DIRECTIVE: Report every line in the listing that contains the string "structured".

TASK INPUTS:

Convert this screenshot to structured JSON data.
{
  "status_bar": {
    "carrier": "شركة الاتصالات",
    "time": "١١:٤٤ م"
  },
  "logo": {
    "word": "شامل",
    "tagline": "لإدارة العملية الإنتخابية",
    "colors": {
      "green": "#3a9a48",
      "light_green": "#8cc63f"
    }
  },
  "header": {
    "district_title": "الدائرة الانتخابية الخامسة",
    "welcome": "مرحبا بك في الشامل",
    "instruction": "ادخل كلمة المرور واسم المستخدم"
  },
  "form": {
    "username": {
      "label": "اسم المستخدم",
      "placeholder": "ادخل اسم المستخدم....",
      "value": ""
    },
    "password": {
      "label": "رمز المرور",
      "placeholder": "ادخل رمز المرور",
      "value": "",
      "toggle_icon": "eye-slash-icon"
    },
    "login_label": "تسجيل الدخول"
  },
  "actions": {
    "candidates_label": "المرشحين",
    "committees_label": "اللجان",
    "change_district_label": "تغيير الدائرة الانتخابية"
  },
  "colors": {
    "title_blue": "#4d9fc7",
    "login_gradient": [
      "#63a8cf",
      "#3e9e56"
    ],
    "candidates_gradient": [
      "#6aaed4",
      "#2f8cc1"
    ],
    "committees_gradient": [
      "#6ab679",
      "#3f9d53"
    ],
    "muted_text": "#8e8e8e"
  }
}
==
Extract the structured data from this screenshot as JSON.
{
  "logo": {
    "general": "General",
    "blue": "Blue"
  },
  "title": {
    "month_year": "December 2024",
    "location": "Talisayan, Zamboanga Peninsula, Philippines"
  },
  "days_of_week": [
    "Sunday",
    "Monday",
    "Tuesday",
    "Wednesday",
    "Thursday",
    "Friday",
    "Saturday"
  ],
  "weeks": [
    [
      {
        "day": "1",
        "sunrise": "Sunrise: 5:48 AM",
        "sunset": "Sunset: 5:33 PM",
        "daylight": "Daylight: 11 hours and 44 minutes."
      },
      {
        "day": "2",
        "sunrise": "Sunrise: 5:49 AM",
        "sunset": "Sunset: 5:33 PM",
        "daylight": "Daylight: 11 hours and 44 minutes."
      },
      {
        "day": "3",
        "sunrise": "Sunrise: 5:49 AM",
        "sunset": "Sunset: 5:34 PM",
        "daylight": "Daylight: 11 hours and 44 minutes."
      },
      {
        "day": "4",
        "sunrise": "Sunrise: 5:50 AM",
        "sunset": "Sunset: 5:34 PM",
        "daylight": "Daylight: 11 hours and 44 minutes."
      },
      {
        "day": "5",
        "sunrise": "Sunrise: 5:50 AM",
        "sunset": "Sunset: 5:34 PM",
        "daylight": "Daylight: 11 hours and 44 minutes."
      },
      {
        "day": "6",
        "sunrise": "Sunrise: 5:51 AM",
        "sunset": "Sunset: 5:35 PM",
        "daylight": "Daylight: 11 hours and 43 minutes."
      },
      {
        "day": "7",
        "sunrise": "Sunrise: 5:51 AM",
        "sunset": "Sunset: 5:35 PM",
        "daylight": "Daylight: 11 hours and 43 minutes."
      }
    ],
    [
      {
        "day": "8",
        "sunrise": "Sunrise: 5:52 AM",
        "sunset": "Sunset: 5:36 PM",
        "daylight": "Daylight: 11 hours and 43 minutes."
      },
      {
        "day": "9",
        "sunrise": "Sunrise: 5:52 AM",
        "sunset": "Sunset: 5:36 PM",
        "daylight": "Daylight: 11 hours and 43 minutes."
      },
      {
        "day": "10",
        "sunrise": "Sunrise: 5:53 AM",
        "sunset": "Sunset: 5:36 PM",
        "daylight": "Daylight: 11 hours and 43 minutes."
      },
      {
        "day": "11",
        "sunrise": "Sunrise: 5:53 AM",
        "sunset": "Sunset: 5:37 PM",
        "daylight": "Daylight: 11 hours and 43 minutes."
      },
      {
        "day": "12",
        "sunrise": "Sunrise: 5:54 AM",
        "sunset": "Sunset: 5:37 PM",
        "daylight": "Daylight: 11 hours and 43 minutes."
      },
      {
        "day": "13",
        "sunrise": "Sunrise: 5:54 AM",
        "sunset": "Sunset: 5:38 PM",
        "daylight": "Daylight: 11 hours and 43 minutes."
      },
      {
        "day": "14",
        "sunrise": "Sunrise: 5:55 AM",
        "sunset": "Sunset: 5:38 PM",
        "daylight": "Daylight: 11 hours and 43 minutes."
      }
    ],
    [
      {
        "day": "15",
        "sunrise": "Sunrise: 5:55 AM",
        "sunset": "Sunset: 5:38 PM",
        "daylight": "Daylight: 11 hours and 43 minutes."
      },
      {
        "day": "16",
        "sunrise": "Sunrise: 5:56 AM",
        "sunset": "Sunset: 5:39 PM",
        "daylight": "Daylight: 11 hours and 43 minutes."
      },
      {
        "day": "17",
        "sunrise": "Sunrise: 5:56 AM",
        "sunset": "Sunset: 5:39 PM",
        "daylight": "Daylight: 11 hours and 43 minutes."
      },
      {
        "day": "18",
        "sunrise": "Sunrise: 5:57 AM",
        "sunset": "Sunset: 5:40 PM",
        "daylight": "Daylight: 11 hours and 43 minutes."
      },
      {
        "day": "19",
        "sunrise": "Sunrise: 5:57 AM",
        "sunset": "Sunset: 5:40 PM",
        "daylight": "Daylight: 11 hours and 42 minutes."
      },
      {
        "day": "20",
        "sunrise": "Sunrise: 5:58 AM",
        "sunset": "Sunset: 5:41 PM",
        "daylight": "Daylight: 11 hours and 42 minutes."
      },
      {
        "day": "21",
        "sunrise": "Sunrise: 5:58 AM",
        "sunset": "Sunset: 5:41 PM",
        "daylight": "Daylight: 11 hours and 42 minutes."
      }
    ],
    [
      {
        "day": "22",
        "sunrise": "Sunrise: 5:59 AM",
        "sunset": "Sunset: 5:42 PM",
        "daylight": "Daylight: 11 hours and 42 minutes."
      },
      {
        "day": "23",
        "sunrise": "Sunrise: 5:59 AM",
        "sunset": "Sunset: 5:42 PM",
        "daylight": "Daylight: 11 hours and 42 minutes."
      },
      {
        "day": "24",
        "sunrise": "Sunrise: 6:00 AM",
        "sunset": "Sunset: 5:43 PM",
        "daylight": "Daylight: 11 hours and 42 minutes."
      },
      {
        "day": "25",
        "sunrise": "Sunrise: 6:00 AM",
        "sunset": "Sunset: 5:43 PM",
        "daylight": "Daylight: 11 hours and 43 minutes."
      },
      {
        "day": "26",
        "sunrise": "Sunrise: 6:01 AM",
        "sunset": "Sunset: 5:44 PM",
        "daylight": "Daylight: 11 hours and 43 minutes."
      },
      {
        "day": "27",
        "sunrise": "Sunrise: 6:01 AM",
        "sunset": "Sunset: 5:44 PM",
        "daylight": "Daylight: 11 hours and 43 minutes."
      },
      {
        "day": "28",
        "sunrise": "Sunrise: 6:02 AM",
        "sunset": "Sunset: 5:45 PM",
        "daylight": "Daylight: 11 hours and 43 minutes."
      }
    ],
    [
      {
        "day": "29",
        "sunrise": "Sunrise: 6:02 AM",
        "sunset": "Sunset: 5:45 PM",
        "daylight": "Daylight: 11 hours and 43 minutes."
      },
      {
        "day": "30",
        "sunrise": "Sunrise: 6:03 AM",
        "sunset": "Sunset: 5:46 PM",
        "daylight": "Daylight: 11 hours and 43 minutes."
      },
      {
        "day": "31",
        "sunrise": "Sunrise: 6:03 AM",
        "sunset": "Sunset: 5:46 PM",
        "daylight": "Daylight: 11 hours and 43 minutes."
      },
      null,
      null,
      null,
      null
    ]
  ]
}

EXERCISE RESULT:
Convert this screenshot to structured JSON data.
Extract the structured data from this screenshot as JSON.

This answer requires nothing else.